要做的事:
[a] 在关于最小缺失正整数的文档摘录中,方法2的思路指出哪些输入数字可以忽略?
[b] 请从关于最小缺失正整数的文档摘录的最后一句之后接着往下写。

文档摘录:
本文介绍了一种在未排序整数数组中寻找最小缺失正整数的算法,提出了两种解决方案,一种使用额外的布尔数组,另一种通过原地修改数组元素实现。重点介绍了第二种方法的实现细节和复杂度分析。
41. First Missing Positive
Given an unsorted integer array, find the smallest missing positive integer.
Example 1:
Input: [1,2,0]
Output: 3
Example 2:
Input: [3,4,-1,1]
Output: 2
Example 3:
Input: [7,8,9,11,12]
Output: 1
Note:
Your algorithm should run in O(n) time and uses constant extra space.
方法1:
Complexity
Time complexity: O(n)
Space complexity: O(n), although INT_MAX as the max, which could mean O(1)
思路:
创建一个以nums.size() 为长度的bool数组, 如果该数字出现,mark为true,最后遍历以便找到第一个为false的正整数
方法2:
basketking: https://www.youtube.com/watch?v=8DqewGsVNkI
思路:
首先注意到,我们可以忽略input中所有的0,负数和大于等于n的数。0和负数不影响结果,而我们的结果最大可能值是n。
对每一个遇到的正整数,将其所在的数字标记为负数,这样我们就把出现与否换成了符号的形式储存而不用覆盖原位数字。第二遍遍历找到第一个没有被反转过的数字即可。

所给记录:
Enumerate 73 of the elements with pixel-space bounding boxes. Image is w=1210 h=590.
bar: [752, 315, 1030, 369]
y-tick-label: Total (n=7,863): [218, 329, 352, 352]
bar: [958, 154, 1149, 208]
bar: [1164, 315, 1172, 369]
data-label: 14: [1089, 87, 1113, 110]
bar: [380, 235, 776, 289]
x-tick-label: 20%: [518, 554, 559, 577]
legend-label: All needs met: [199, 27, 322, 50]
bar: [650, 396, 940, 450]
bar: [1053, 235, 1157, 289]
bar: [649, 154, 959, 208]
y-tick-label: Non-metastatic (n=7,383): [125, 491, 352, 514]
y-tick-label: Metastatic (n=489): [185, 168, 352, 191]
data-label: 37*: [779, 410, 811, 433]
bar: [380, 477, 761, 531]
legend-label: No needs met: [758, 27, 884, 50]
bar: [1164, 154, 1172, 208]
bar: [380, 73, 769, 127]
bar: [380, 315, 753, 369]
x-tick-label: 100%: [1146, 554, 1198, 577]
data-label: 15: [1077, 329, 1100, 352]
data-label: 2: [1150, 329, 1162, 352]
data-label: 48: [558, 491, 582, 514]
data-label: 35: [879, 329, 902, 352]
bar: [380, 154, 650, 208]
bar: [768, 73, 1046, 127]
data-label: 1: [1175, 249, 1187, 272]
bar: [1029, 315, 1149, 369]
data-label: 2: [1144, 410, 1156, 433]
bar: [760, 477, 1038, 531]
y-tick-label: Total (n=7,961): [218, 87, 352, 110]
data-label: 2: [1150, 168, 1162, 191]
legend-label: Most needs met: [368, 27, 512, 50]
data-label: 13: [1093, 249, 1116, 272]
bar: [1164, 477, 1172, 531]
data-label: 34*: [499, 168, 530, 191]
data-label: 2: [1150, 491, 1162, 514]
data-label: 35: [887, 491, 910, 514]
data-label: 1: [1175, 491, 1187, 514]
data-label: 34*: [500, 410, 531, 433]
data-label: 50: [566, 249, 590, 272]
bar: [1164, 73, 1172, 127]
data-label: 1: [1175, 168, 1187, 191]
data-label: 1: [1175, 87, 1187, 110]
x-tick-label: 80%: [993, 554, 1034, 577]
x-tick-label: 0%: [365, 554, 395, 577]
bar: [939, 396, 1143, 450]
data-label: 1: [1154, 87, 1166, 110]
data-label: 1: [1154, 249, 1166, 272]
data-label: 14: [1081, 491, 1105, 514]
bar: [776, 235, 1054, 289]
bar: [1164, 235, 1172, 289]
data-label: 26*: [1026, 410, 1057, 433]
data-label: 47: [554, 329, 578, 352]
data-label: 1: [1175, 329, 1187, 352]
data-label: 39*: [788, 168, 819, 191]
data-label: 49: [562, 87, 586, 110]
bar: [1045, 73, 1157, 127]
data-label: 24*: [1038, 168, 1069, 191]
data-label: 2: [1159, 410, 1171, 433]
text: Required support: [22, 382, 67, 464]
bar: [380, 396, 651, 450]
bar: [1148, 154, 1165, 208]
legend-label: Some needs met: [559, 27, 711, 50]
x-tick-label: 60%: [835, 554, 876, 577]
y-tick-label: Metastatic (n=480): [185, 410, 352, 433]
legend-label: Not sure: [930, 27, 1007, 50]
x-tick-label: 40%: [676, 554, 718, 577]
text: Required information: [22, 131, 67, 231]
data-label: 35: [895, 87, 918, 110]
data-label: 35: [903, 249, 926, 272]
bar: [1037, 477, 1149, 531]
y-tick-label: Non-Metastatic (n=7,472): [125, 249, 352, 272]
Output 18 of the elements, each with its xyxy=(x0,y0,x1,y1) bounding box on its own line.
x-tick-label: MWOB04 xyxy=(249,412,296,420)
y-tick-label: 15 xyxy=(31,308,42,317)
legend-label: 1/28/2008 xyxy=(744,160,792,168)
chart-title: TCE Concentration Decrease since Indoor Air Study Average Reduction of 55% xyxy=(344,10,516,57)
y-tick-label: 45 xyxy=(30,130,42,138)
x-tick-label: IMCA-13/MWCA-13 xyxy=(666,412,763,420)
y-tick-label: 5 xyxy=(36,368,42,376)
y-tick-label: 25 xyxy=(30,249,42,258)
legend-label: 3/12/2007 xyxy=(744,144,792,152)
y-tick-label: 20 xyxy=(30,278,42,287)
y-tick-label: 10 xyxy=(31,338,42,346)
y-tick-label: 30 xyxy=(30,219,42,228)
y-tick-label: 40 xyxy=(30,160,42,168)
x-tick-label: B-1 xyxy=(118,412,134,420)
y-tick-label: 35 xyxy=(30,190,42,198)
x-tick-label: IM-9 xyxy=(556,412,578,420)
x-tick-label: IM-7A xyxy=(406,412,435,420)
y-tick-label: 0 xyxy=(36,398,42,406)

结果:
[a] 所有的0、负数和大于等于n的数。

[b]
易错点
- 0 也需要 变为max
- 这个答案还没过
class Solution {
public:
int firstMissingPositive(vector<int>& nums) {
if (nums.size() == 0) return 1;
for (int i = 0; i < nums.size(); i++){
if (nums[i] <= 0){
nums[i] = INT_MAX;
}
}
for (int i = 0; i < nums.size() ; i++){
int num = abs(nums[i]);
if (num < nums.size()){
nums[num - 1] = - abs(nums[num - 1]);
}
}
for (int i = 0; i < nums.size(); i++){
if (nums[i] > 0 && nums[i] < nums.size()){
return i + 1;
}
}
return nums.size();
}
};
方法2:
discussion: https://leetcode.com/problems/first-missing-positive/discuss/17071/My-short-c%2B%2B-solution-O(1)-space-and-O(n)-time
思路:
Put each number in its right place.
For example:
When we find 5, then swap it with A[4].
At last, the first place where its number is not right, return the place + 1.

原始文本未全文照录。